Your task: The listing below is to be output in its exact form.

Data supplied:
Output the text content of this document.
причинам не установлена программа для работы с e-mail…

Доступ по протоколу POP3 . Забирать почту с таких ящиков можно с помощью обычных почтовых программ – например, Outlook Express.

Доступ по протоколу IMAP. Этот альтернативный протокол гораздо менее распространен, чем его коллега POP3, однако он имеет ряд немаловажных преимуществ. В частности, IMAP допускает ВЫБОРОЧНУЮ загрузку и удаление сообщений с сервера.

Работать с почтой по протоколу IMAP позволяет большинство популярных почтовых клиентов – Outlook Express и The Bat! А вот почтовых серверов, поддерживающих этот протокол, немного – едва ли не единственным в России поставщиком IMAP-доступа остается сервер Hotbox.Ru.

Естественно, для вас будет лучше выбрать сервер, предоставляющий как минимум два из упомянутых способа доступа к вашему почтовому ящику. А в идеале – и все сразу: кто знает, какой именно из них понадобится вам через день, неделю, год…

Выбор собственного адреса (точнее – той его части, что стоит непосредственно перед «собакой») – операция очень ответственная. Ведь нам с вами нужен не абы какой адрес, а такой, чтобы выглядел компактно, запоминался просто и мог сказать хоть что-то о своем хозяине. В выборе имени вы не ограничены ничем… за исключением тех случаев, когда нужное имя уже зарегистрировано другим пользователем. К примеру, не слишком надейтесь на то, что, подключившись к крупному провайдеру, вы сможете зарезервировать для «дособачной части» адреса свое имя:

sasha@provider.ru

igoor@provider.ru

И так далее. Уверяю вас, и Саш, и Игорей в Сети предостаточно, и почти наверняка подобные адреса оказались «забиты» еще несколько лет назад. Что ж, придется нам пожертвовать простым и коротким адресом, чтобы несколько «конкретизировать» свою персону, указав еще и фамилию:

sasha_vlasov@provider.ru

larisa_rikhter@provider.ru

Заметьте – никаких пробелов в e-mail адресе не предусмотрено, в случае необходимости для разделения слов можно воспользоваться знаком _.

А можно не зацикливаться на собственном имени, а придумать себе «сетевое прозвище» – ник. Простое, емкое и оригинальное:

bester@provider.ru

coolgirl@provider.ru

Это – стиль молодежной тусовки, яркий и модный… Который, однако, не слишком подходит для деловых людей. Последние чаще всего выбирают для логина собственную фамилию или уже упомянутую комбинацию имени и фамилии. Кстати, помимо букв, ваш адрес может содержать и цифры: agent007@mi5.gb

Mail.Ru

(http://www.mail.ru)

Result of the task:
Output the text content of this document.
причинам не установлена программа для работы с e-mail…

Доступ по протоколу POP3 . Забирать почту с таких ящиков можно с помощью обычных почтовых программ – например, Outlook Express.

Доступ по протоколу IMAP. Этот альтернативный протокол гораздо менее распространен, чем его коллега POP3, однако он имеет ряд немаловажных преимуществ. В частности, IMAP допускает ВЫБОРОЧНУЮ загрузку и удаление сообщений с сервера.

Работать с почтой по протоколу IMAP позволяет большинство популярных почтовых клиентов – Outlook Express и The Bat! А вот почтовых серверов, поддерживающих этот протокол, немного – едва ли не единственным в России поставщиком IMAP-доступа остается сервер Hotbox.Ru.

Естественно, для вас будет лучше выбрать сервер, предоставляющий как минимум два из упомянутых способа доступа к вашему почтовому ящику. А в идеале – и все сразу: кто знает, какой именно из них понадобится вам через день, неделю, год…

Выбор собственного адреса (точнее – той его части, что стоит непосредственно перед «собакой») – операция очень ответственная. Ведь нам с вами нужен не абы какой адрес, а такой, чтобы выглядел компактно, запоминался просто и мог сказать хоть что-то о своем хозяине. В выборе имени вы не ограничены ничем… за исключением тех случаев, когда нужное имя уже зарегистрировано другим пользователем. К примеру, не слишком надейтесь на то, что, подключившись к крупному провайдеру, вы сможете зарезервировать для «дособачной части» адреса свое имя:

sasha@provider.ru

igoor@provider.ru

И так далее. Уверяю вас, и Саш, и Игорей в Сети предостаточно, и почти наверняка подобные адреса оказались «забиты» еще несколько лет назад. Что ж, придется нам пожертвовать простым и коротким адресом, чтобы несколько «конкретизировать» свою персону, указав еще и фамилию:

sasha_vlasov@provider.ru

larisa_rikhter@provider.ru

Заметьте – никаких пробелов в e-mail адресе не предусмотрено, в случае необходимости для разделения слов можно воспользоваться знаком _.

А можно не зацикливаться на собственном имени, а придумать себе «сетевое прозвище» – ник. Простое, емкое и оригинальное:

bester@provider.ru

coolgirl@provider.ru

Это – стиль молодежной тусовки, яркий и модный… Который, однако, не слишком подходит для деловых людей. Последние чаще всего выбирают для логина собственную фамилию или уже упомянутую комбинацию имени и фамилии. Кстати, помимо букв, ваш адрес может содержать и цифры: agent007@mi5.gb

Mail.Ru

(http://www.mail.ru)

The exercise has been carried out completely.